→ **Exercise directions**
Every line below that holds the string "title" should be copied out.

(Stored data entries)
-- start --

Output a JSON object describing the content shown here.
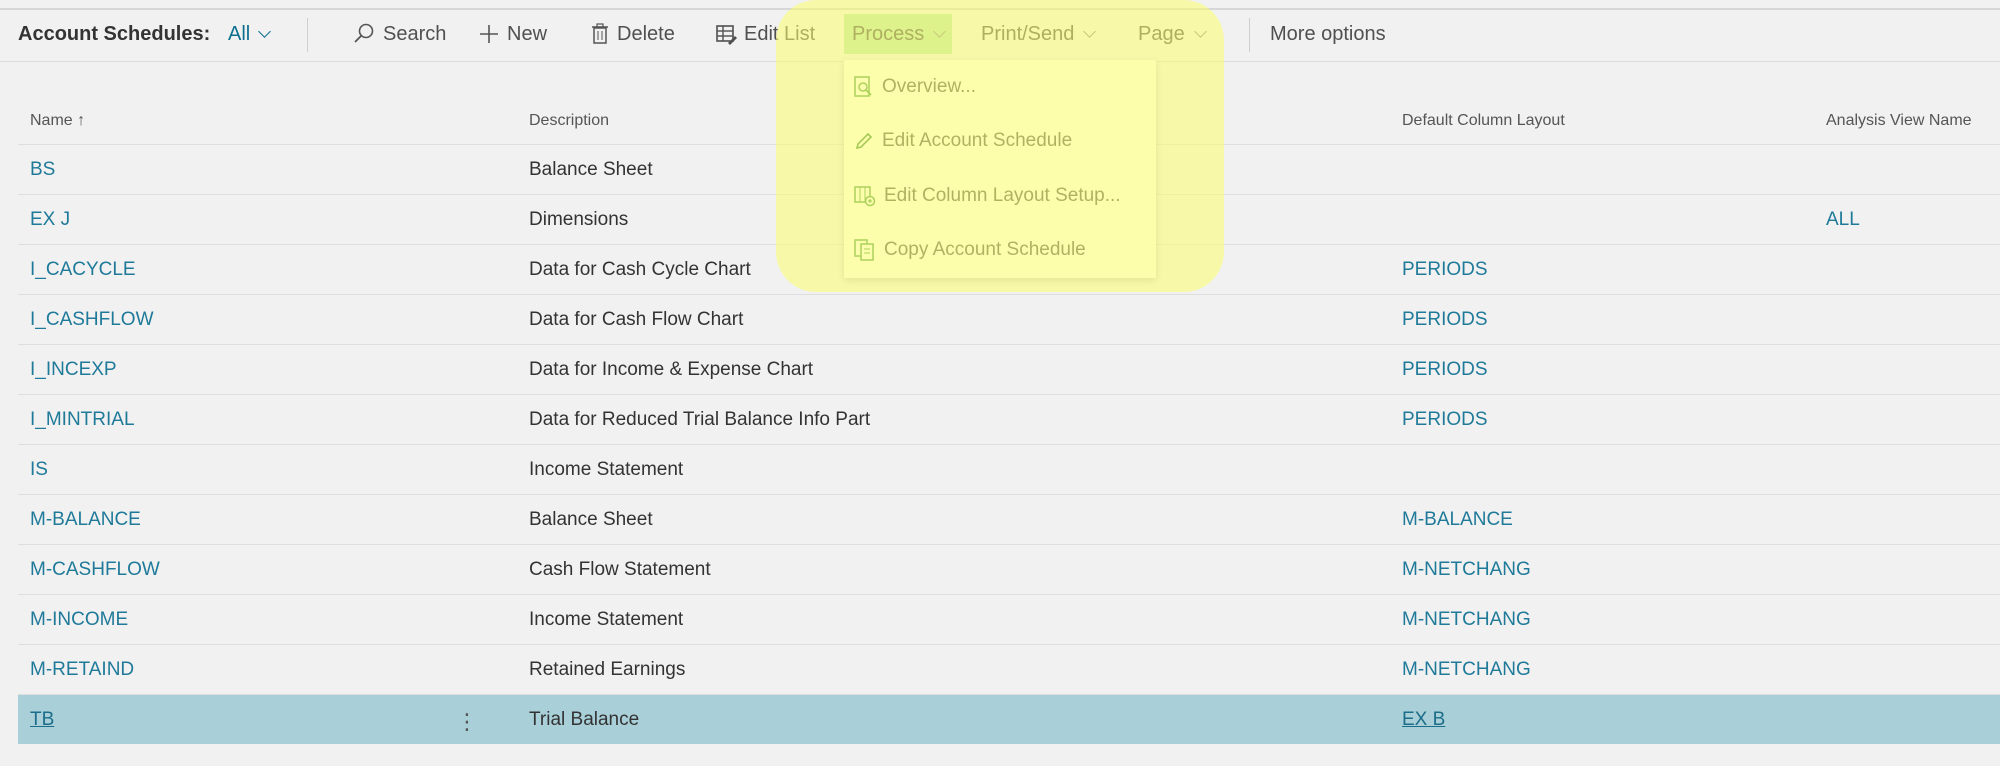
{
  "page": {
    "title": "Account Schedules:",
    "view_filter": "All"
  },
  "actionbar": {
    "search": "Search",
    "new": "New",
    "delete": "Delete",
    "edit_list": "Edit List",
    "process": "Process",
    "print_send": "Print/Send",
    "page_menu": "Page",
    "more_options": "More options"
  },
  "process_menu": {
    "items": [
      {
        "label": "Overview...",
        "icon": "overview-icon"
      },
      {
        "label": "Edit Account Schedule",
        "icon": "pencil-icon"
      },
      {
        "label": "Edit Column Layout Setup...",
        "icon": "column-layout-icon"
      },
      {
        "label": "Copy Account Schedule",
        "icon": "copy-icon"
      }
    ]
  },
  "table": {
    "headers": {
      "name": "Name",
      "name_sort": "↑",
      "description": "Description",
      "default_column_layout": "Default Column Layout",
      "analysis_view_name": "Analysis View Name"
    },
    "rows": [
      {
        "name": "BS",
        "description": "Balance Sheet",
        "layout": "",
        "analysis_view": ""
      },
      {
        "name": "EX J",
        "description": "Dimensions",
        "layout": "",
        "analysis_view": "ALL"
      },
      {
        "name": "I_CACYCLE",
        "description": "Data for Cash Cycle Chart",
        "layout": "PERIODS",
        "analysis_view": ""
      },
      {
        "name": "I_CASHFLOW",
        "description": "Data for Cash Flow Chart",
        "layout": "PERIODS",
        "analysis_view": ""
      },
      {
        "name": "I_INCEXP",
        "description": "Data for Income & Expense Chart",
        "layout": "PERIODS",
        "analysis_view": ""
      },
      {
        "name": "I_MINTRIAL",
        "description": "Data for Reduced Trial Balance Info Part",
        "layout": "PERIODS",
        "analysis_view": ""
      },
      {
        "name": "IS",
        "description": "Income Statement",
        "layout": "",
        "analysis_view": ""
      },
      {
        "name": "M-BALANCE",
        "description": "Balance Sheet",
        "layout": "M-BALANCE",
        "analysis_view": ""
      },
      {
        "name": "M-CASHFLOW",
        "description": "Cash Flow Statement",
        "layout": "M-NETCHANG",
        "analysis_view": ""
      },
      {
        "name": "M-INCOME",
        "description": "Income Statement",
        "layout": "M-NETCHANG",
        "analysis_view": ""
      },
      {
        "name": "M-RETAIND",
        "description": "Retained Earnings",
        "layout": "M-NETCHANG",
        "analysis_view": ""
      },
      {
        "name": "TB",
        "description": "Trial Balance",
        "layout": "EX B",
        "analysis_view": "",
        "selected": true,
        "kebab": "⋮"
      }
    ]
  },
  "colors": {
    "link": "#1f7a9a",
    "selected_row": "#a9cfd8",
    "highlight": "#fcff6e",
    "process_active": "#8cd778"
  }
}
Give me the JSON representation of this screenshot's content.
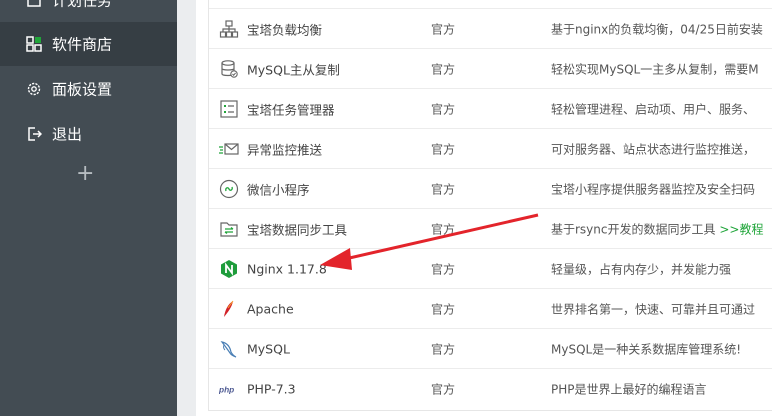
{
  "sidebar": {
    "items": [
      {
        "label": "计划任务",
        "icon": "calendar-icon",
        "active": false
      },
      {
        "label": "软件商店",
        "icon": "apps-grid-icon",
        "active": true
      },
      {
        "label": "面板设置",
        "icon": "gear-icon",
        "active": false
      },
      {
        "label": "退出",
        "icon": "logout-icon",
        "active": false
      }
    ],
    "add_icon": "plus-icon"
  },
  "table": {
    "rows": [
      {
        "name": "宝塔负载均衡",
        "type": "官方",
        "desc": "基于nginx的负载均衡，04/25日前安装",
        "icon": "network-icon"
      },
      {
        "name": "MySQL主从复制",
        "type": "官方",
        "desc": "轻松实现MySQL一主多从复制，需要M",
        "icon": "database-icon"
      },
      {
        "name": "宝塔任务管理器",
        "type": "官方",
        "desc": "轻松管理进程、启动项、用户、服务、",
        "icon": "task-list-icon"
      },
      {
        "name": "异常监控推送",
        "type": "官方",
        "desc": "可对服务器、站点状态进行监控推送，",
        "icon": "mail-send-icon"
      },
      {
        "name": "微信小程序",
        "type": "官方",
        "desc": "宝塔小程序提供服务器监控及安全扫码",
        "icon": "mini-program-icon"
      },
      {
        "name": "宝塔数据同步工具",
        "type": "官方",
        "desc": "基于rsync开发的数据同步工具",
        "desc_link": ">>教程",
        "icon": "folder-sync-icon"
      },
      {
        "name": "Nginx 1.17.8",
        "type": "官方",
        "desc": "轻量级，占有内存少，并发能力强",
        "icon": "nginx-icon"
      },
      {
        "name": "Apache",
        "type": "官方",
        "desc": "世界排名第一，快速、可靠并且可通过",
        "icon": "apache-feather-icon"
      },
      {
        "name": "MySQL",
        "type": "官方",
        "desc": "MySQL是一种关系数据库管理系统!",
        "icon": "mysql-dolphin-icon"
      },
      {
        "name": "PHP-7.3",
        "type": "官方",
        "desc": "PHP是世界上最好的编程语言",
        "icon": "php-icon"
      }
    ]
  },
  "colors": {
    "sidebar_bg": "#434c53",
    "sidebar_active": "#363e44",
    "brand_green": "#20a53a",
    "annotation_red": "#e3242b"
  }
}
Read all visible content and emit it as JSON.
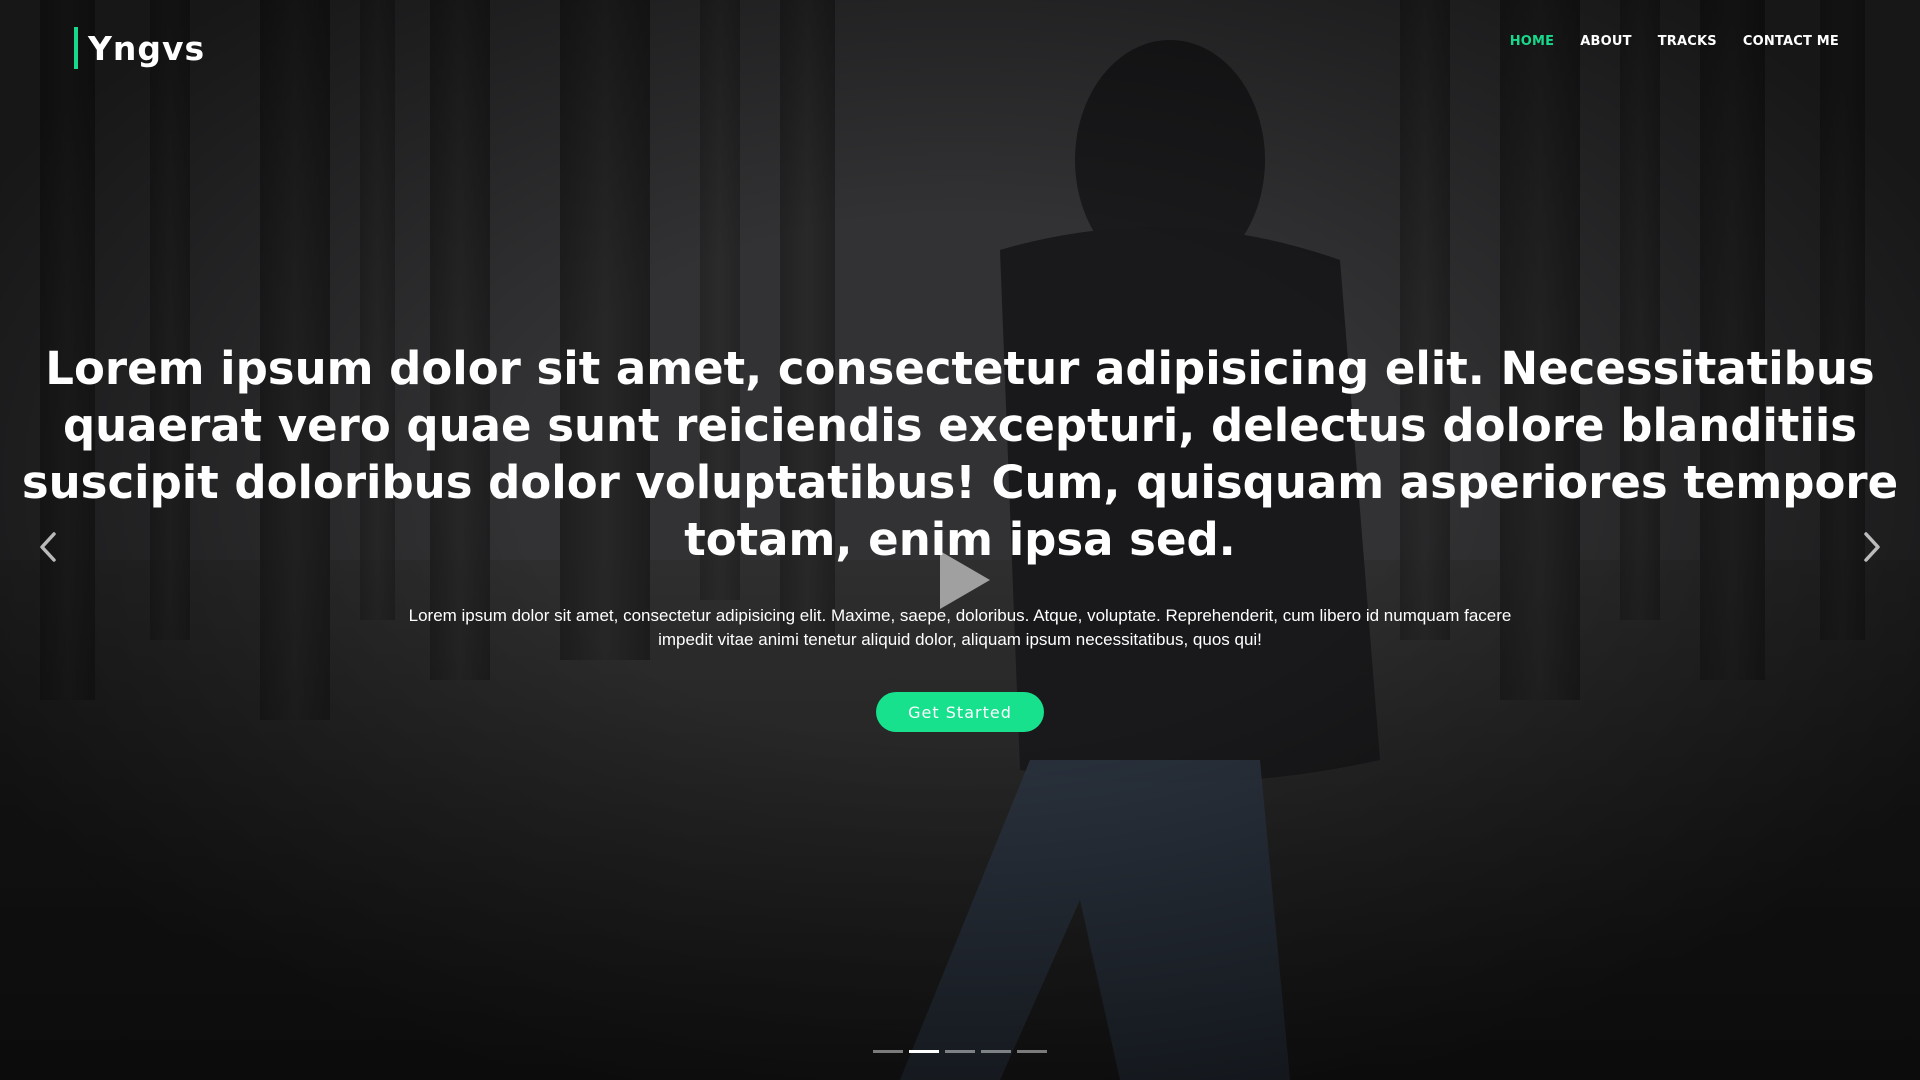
{
  "brand": {
    "name": "Yngvs",
    "accent_color": "#18d98b"
  },
  "nav": {
    "items": [
      {
        "label": "HOME",
        "active": true
      },
      {
        "label": "ABOUT",
        "active": false
      },
      {
        "label": "TRACKS",
        "active": false
      },
      {
        "label": "CONTACT ME",
        "active": false
      }
    ]
  },
  "hero": {
    "headline": "Lorem ipsum dolor sit amet, consectetur adipisicing elit. Necessitatibus quaerat vero quae sunt reiciendis excepturi, delectus dolore blanditiis suscipit doloribus dolor voluptatibus! Cum, quisquam asperiores tempore totam, enim ipsa sed.",
    "subtext": "Lorem ipsum dolor sit amet, consectetur adipisicing elit. Maxime, saepe, doloribus. Atque, voluptate. Reprehenderit, cum libero id numquam facere impedit vitae animi tenetur aliquid dolor, aliquam ipsum necessitatibus, quos qui!",
    "cta_label": "Get Started",
    "cta_color": "#18e18e"
  },
  "carousel": {
    "prev_icon": "chevron-left-icon",
    "next_icon": "chevron-right-icon",
    "play_icon": "play-icon",
    "slide_count": 5,
    "active_slide": 2
  }
}
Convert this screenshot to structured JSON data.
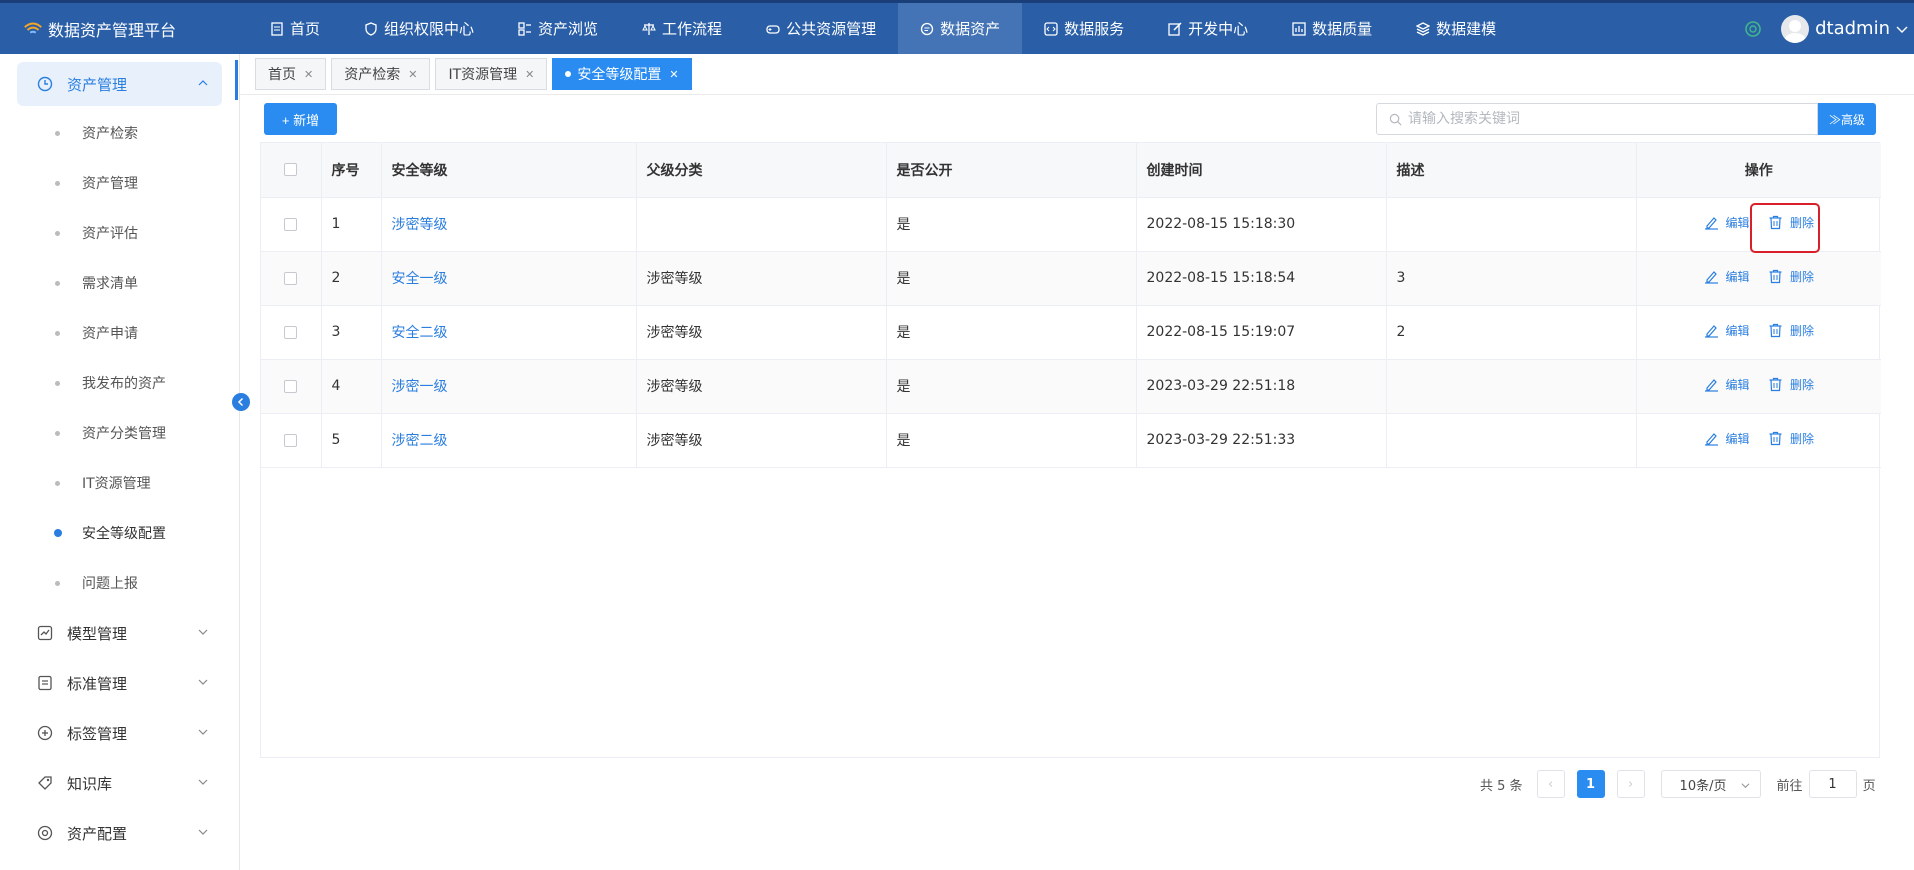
{
  "app": {
    "title": "数据资产管理平台",
    "user": "dtadmin"
  },
  "nav": [
    {
      "label": "首页",
      "icon": "document-icon"
    },
    {
      "label": "组织权限中心",
      "icon": "shield-icon"
    },
    {
      "label": "资产浏览",
      "icon": "grid-list-icon"
    },
    {
      "label": "工作流程",
      "icon": "scale-icon"
    },
    {
      "label": "公共资源管理",
      "icon": "gamepad-icon"
    },
    {
      "label": "数据资产",
      "icon": "chat-icon"
    },
    {
      "label": "数据服务",
      "icon": "code-icon"
    },
    {
      "label": "开发中心",
      "icon": "edit-icon"
    },
    {
      "label": "数据质量",
      "icon": "bar-chart-icon"
    },
    {
      "label": "数据建模",
      "icon": "layers-icon"
    }
  ],
  "sidebar": {
    "groups": [
      {
        "label": "资产管理",
        "icon": "clock-icon"
      },
      {
        "label": "模型管理",
        "icon": "line-chart-icon"
      },
      {
        "label": "标准管理",
        "icon": "list-doc-icon"
      },
      {
        "label": "标签管理",
        "icon": "plus-circle-icon"
      },
      {
        "label": "知识库",
        "icon": "tag-icon"
      },
      {
        "label": "资产配置",
        "icon": "settings-icon"
      }
    ],
    "items": [
      {
        "label": "资产检索"
      },
      {
        "label": "资产管理"
      },
      {
        "label": "资产评估"
      },
      {
        "label": "需求清单"
      },
      {
        "label": "资产申请"
      },
      {
        "label": "我发布的资产"
      },
      {
        "label": "资产分类管理"
      },
      {
        "label": "IT资源管理"
      },
      {
        "label": "安全等级配置"
      },
      {
        "label": "问题上报"
      }
    ]
  },
  "tabs": [
    {
      "label": "首页"
    },
    {
      "label": "资产检索"
    },
    {
      "label": "IT资源管理"
    },
    {
      "label": "安全等级配置"
    }
  ],
  "toolbar": {
    "add_label": "+ 新增",
    "search_placeholder": "请输入搜索关键词",
    "advanced_label": "≫高级"
  },
  "table": {
    "headers": [
      "序号",
      "安全等级",
      "父级分类",
      "是否公开",
      "创建时间",
      "描述",
      "操作"
    ],
    "rows": [
      {
        "no": "1",
        "level": "涉密等级",
        "parent": "",
        "public": "是",
        "created": "2022-08-15 15:18:30",
        "desc": ""
      },
      {
        "no": "2",
        "level": "安全一级",
        "parent": "涉密等级",
        "public": "是",
        "created": "2022-08-15 15:18:54",
        "desc": "3"
      },
      {
        "no": "3",
        "level": "安全二级",
        "parent": "涉密等级",
        "public": "是",
        "created": "2022-08-15 15:19:07",
        "desc": "2"
      },
      {
        "no": "4",
        "level": "涉密一级",
        "parent": "涉密等级",
        "public": "是",
        "created": "2023-03-29 22:51:18",
        "desc": ""
      },
      {
        "no": "5",
        "level": "涉密二级",
        "parent": "涉密等级",
        "public": "是",
        "created": "2023-03-29 22:51:33",
        "desc": ""
      }
    ],
    "edit_label": "编辑",
    "delete_label": "删除"
  },
  "pagination": {
    "total_text": "共 5 条",
    "current_page": "1",
    "page_size": "10条/页",
    "goto_prefix": "前往",
    "goto_value": "1",
    "goto_suffix": "页"
  },
  "colors": {
    "nav_bg": "#2a5fa8",
    "accent": "#2a8cf0",
    "highlight": "#d8202a"
  }
}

-- end --

→ **In response**
    "title": "Account Schedules:",
    "title": "数据资产管理平台",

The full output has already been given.